#### Job
Reproduce the material word for word; the images stay out.

____

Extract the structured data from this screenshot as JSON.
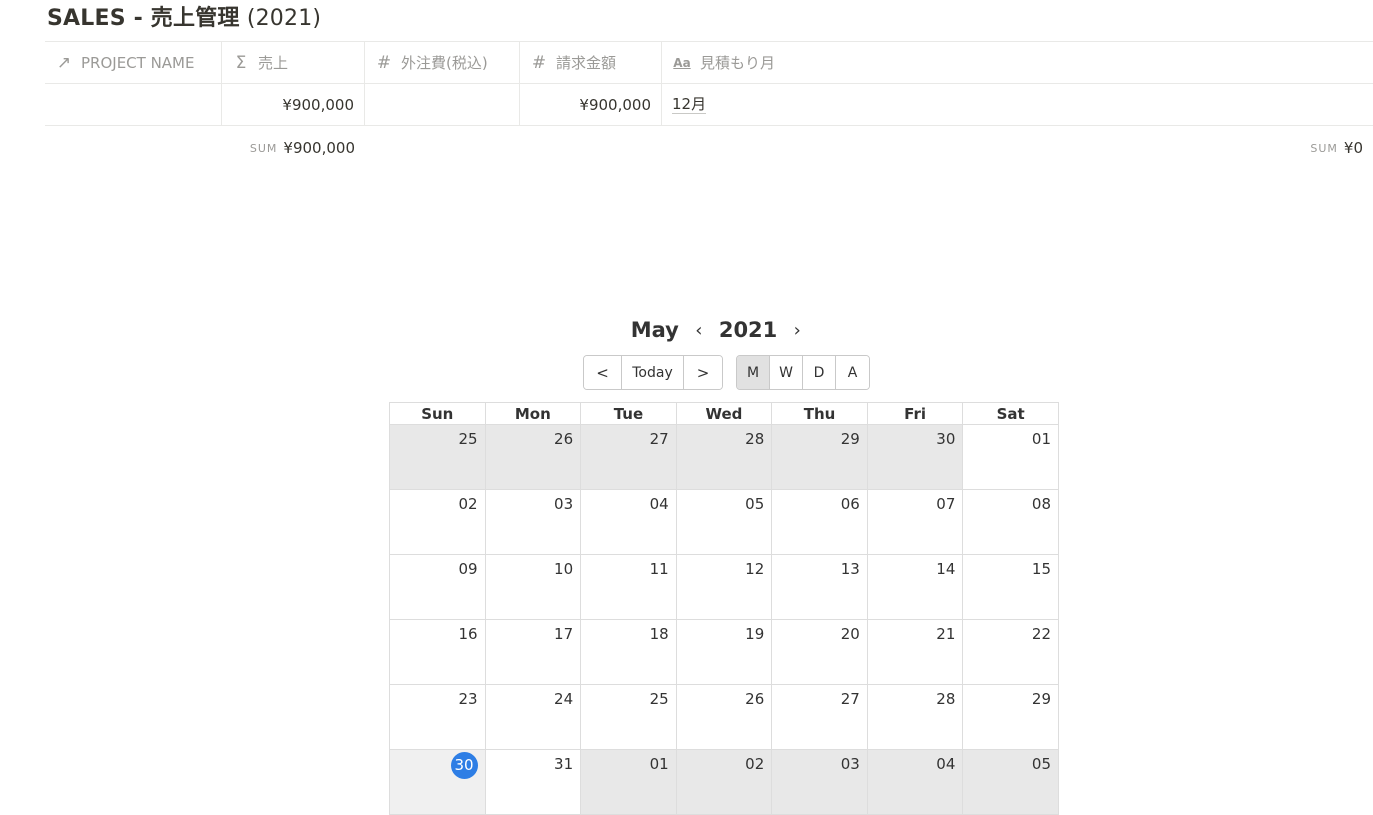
{
  "page": {
    "title_main": "SALES - 売上管理",
    "title_year": " (2021)"
  },
  "table": {
    "columns": [
      {
        "icon": "arrow-up-right-icon",
        "glyph": "↗",
        "label": "PROJECT NAME"
      },
      {
        "icon": "sigma-icon",
        "glyph": "Σ",
        "label": "売上"
      },
      {
        "icon": "hash-icon",
        "glyph": "#",
        "label": "外注費(税込)"
      },
      {
        "icon": "hash-icon",
        "glyph": "#",
        "label": "請求金額"
      },
      {
        "icon": "text-aa-icon",
        "glyph": "Aa",
        "label": "見積もり月"
      }
    ],
    "rows": [
      {
        "project_name": "",
        "sales": "¥900,000",
        "outsourcing": "",
        "billing": "¥900,000",
        "month": "12月"
      }
    ],
    "sums": {
      "sales_label": "SUM",
      "sales_value": "¥900,000",
      "outsourcing_label": "SUM",
      "outsourcing_value": "¥0"
    }
  },
  "calendar": {
    "month": "May",
    "year": "2021",
    "prev_glyph": "‹",
    "next_glyph": "›",
    "toolbar": {
      "prev": "<",
      "today": "Today",
      "next": ">",
      "views": [
        "M",
        "W",
        "D",
        "A"
      ],
      "active_view": "M"
    },
    "weekdays": [
      "Sun",
      "Mon",
      "Tue",
      "Wed",
      "Thu",
      "Fri",
      "Sat"
    ],
    "weeks": [
      [
        "25",
        "26",
        "27",
        "28",
        "29",
        "30",
        "01"
      ],
      [
        "02",
        "03",
        "04",
        "05",
        "06",
        "07",
        "08"
      ],
      [
        "09",
        "10",
        "11",
        "12",
        "13",
        "14",
        "15"
      ],
      [
        "16",
        "17",
        "18",
        "19",
        "20",
        "21",
        "22"
      ],
      [
        "23",
        "24",
        "25",
        "26",
        "27",
        "28",
        "29"
      ],
      [
        "30",
        "31",
        "01",
        "02",
        "03",
        "04",
        "05"
      ]
    ],
    "today": "30",
    "colors": {
      "today_badge": "#2e7ee5",
      "other_month": "#e8e8e8",
      "active_view": "#e1e1e1"
    }
  }
}
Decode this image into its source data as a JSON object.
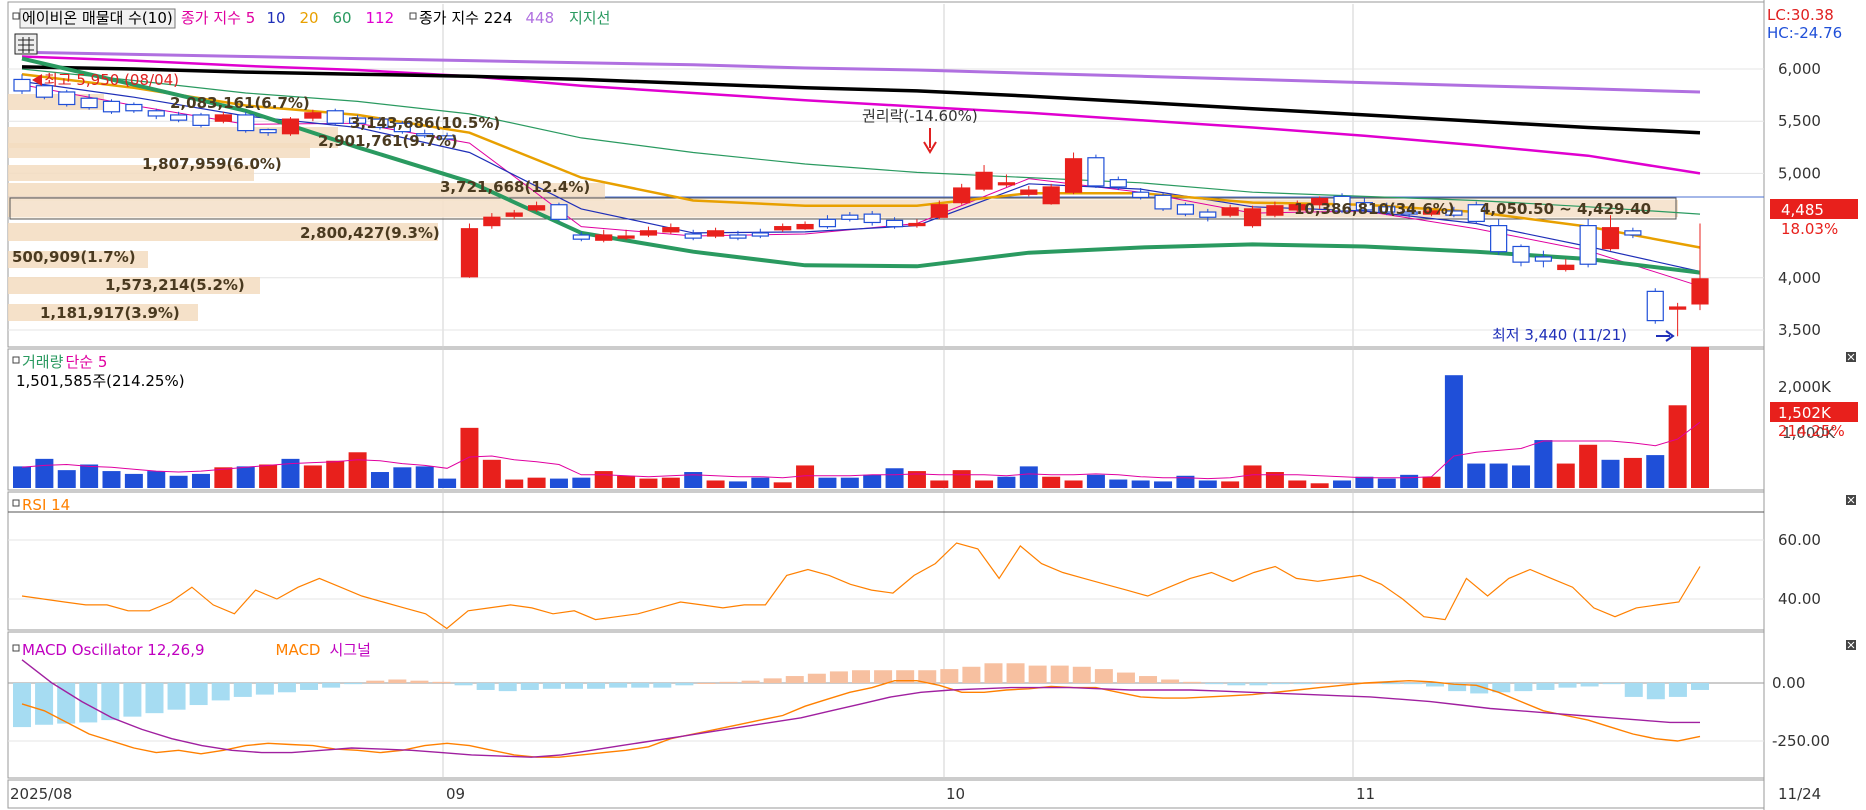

____

#### The reply
Extract the structured data from this screenshot as JSON.
{
  "page": {
    "title_main": "SALES - 売上管理",
    "title_year": " (2021)"
  },
  "table": {
    "columns": [
      {
        "icon": "arrow-up-right-icon",
        "glyph": "↗",
        "label": "PROJECT NAME"
      },
      {
        "icon": "sigma-icon",
        "glyph": "Σ",
        "label": "売上"
      },
      {
        "icon": "hash-icon",
        "glyph": "#",
        "label": "外注費(税込)"
      },
      {
        "icon": "hash-icon",
        "glyph": "#",
        "label": "請求金額"
      },
      {
        "icon": "text-aa-icon",
        "glyph": "Aa",
        "label": "見積もり月"
      }
    ],
    "rows": [
      {
        "project_name": "",
        "sales": "¥900,000",
        "outsourcing": "",
        "billing": "¥900,000",
        "month": "12月"
      }
    ],
    "sums": {
      "sales_label": "SUM",
      "sales_value": "¥900,000",
      "outsourcing_label": "SUM",
      "outsourcing_value": "¥0"
    }
  },
  "calendar": {
    "month": "May",
    "year": "2021",
    "prev_glyph": "‹",
    "next_glyph": "›",
    "toolbar": {
      "prev": "<",
      "today": "Today",
      "next": ">",
      "views": [
        "M",
        "W",
        "D",
        "A"
      ],
      "active_view": "M"
    },
    "weekdays": [
      "Sun",
      "Mon",
      "Tue",
      "Wed",
      "Thu",
      "Fri",
      "Sat"
    ],
    "weeks": [
      [
        "25",
        "26",
        "27",
        "28",
        "29",
        "30",
        "01"
      ],
      [
        "02",
        "03",
        "04",
        "05",
        "06",
        "07",
        "08"
      ],
      [
        "09",
        "10",
        "11",
        "12",
        "13",
        "14",
        "15"
      ],
      [
        "16",
        "17",
        "18",
        "19",
        "20",
        "21",
        "22"
      ],
      [
        "23",
        "24",
        "25",
        "26",
        "27",
        "28",
        "29"
      ],
      [
        "30",
        "31",
        "01",
        "02",
        "03",
        "04",
        "05"
      ]
    ],
    "today": "30",
    "colors": {
      "today_badge": "#2e7ee5",
      "other_month": "#e8e8e8",
      "active_view": "#e1e1e1"
    }
  }
}
Decode this image into its source data as a JSON object.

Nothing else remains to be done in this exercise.